Required task =
Review the material line by line. Identify and copy every line that contains the string "true".

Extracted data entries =
_ _ _

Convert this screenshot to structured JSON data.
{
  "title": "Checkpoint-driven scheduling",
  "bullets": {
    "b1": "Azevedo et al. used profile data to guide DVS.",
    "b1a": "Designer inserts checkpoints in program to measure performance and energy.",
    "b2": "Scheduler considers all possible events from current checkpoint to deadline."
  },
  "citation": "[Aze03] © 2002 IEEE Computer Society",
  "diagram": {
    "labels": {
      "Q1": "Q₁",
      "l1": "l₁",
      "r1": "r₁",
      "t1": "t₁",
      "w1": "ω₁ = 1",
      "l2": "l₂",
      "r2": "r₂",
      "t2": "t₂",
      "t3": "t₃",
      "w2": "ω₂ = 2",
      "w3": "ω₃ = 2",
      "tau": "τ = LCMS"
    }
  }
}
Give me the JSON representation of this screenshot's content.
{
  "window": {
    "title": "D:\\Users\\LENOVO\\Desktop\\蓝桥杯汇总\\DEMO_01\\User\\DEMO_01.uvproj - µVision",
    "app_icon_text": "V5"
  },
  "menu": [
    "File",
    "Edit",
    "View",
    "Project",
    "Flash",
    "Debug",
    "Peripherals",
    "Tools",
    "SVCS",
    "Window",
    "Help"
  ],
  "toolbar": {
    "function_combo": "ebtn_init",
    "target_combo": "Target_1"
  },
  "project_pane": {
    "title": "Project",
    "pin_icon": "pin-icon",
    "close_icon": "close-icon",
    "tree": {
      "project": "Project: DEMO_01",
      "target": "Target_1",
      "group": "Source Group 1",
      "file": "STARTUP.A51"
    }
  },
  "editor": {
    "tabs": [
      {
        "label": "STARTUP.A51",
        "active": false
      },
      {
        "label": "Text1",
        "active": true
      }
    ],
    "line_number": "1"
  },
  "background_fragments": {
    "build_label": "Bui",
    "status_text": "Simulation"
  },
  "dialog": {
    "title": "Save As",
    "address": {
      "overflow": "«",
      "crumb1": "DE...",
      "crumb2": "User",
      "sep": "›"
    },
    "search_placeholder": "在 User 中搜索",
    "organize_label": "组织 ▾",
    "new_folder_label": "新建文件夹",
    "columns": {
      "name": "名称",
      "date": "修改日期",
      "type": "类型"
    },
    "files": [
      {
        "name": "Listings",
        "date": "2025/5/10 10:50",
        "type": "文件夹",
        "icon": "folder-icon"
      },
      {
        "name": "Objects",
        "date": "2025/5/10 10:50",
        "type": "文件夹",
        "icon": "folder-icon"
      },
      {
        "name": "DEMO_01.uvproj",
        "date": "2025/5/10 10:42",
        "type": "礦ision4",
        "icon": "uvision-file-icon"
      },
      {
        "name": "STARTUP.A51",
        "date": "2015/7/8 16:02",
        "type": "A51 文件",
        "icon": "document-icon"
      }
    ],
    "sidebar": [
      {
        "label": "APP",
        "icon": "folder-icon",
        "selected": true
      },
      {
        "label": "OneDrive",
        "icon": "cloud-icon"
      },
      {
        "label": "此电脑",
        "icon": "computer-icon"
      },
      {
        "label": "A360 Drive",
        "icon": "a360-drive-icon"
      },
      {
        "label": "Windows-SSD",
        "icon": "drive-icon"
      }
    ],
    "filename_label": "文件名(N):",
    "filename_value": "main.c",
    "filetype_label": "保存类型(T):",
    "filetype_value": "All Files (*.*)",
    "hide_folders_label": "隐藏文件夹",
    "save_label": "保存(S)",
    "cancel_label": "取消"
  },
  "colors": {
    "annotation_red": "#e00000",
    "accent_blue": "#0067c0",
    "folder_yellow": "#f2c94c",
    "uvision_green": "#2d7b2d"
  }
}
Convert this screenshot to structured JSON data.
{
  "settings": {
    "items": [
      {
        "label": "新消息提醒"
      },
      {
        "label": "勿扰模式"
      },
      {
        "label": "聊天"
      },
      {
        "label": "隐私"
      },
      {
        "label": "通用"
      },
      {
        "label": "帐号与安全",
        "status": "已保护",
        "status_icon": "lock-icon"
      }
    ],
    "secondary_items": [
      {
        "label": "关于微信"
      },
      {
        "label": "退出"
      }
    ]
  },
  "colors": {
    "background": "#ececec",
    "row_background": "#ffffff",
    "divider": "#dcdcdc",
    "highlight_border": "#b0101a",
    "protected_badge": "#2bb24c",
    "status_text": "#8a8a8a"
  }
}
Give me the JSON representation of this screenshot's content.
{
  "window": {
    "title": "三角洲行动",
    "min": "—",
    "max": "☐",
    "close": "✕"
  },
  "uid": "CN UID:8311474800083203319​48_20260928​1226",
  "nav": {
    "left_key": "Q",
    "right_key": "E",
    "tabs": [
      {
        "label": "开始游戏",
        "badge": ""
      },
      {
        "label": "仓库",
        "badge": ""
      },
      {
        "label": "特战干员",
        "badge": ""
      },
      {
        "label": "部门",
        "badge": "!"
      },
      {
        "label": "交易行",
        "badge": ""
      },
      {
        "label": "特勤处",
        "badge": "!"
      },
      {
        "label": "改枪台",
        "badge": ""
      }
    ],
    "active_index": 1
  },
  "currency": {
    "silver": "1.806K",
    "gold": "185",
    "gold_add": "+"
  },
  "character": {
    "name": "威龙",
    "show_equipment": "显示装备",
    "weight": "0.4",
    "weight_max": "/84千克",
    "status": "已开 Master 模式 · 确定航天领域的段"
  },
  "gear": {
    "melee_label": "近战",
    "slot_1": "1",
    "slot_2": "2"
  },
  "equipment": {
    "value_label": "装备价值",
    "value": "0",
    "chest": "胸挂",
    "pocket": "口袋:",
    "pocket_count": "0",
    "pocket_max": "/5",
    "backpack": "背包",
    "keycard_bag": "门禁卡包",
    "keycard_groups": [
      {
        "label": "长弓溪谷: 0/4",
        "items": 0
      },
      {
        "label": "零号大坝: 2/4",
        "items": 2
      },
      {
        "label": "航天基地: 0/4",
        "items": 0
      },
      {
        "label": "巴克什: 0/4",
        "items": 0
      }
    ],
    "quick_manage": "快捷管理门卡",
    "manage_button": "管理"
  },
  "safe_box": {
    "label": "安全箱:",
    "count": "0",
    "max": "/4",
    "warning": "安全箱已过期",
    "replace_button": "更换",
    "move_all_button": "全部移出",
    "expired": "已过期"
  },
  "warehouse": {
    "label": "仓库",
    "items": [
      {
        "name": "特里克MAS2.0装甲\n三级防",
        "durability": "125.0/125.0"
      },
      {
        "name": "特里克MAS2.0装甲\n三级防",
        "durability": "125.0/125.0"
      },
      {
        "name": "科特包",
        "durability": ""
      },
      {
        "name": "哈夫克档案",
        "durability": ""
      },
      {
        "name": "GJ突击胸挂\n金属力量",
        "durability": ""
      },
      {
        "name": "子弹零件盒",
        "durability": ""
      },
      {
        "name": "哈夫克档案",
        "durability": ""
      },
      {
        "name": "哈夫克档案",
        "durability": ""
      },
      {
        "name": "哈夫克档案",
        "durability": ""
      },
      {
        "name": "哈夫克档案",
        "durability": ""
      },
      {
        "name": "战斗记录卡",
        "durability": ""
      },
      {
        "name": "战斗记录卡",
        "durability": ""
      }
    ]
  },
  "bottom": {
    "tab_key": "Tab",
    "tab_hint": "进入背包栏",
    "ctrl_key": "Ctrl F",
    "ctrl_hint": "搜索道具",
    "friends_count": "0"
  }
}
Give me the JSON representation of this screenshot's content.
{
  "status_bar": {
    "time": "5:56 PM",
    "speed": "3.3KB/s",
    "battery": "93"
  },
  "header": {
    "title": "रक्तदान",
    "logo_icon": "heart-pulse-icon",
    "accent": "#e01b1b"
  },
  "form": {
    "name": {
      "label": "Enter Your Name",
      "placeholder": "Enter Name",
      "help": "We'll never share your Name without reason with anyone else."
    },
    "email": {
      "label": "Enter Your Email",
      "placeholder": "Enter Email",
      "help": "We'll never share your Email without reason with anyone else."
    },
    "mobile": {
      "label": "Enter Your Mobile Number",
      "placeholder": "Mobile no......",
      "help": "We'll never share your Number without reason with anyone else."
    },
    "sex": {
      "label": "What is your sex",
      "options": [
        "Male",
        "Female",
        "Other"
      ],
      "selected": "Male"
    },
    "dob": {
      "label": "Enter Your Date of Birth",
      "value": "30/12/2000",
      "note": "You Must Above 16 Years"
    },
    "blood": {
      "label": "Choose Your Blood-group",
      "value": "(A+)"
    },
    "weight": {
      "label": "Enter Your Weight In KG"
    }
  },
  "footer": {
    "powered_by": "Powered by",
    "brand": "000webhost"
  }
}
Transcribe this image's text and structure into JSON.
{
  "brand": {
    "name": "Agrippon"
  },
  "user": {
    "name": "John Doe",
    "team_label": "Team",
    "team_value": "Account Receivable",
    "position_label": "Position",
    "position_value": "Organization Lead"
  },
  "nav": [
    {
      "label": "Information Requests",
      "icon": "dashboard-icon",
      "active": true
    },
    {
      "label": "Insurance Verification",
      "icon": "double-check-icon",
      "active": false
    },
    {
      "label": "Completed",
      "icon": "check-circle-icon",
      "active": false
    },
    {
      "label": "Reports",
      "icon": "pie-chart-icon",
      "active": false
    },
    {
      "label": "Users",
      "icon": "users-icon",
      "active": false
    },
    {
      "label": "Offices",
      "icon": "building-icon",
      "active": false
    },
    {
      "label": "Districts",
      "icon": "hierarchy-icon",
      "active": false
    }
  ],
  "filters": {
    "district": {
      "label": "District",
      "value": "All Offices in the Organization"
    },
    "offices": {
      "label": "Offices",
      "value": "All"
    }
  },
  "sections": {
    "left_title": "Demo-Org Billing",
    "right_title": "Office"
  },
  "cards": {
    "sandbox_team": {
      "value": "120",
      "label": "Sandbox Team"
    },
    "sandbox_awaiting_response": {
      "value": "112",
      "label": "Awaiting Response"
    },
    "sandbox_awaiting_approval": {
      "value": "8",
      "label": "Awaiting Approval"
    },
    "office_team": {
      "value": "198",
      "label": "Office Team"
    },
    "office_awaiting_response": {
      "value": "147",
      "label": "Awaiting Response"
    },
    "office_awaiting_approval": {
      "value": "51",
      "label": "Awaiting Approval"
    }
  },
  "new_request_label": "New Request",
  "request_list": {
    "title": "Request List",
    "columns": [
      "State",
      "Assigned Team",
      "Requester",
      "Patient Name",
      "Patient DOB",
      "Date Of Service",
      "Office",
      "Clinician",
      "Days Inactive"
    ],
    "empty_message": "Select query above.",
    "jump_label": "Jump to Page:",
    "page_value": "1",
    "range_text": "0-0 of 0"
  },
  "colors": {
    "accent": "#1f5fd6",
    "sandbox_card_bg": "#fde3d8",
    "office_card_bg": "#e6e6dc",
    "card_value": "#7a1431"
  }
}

_ _ _

Completed exercise =
        "active": true
        "selected": true
      "active": true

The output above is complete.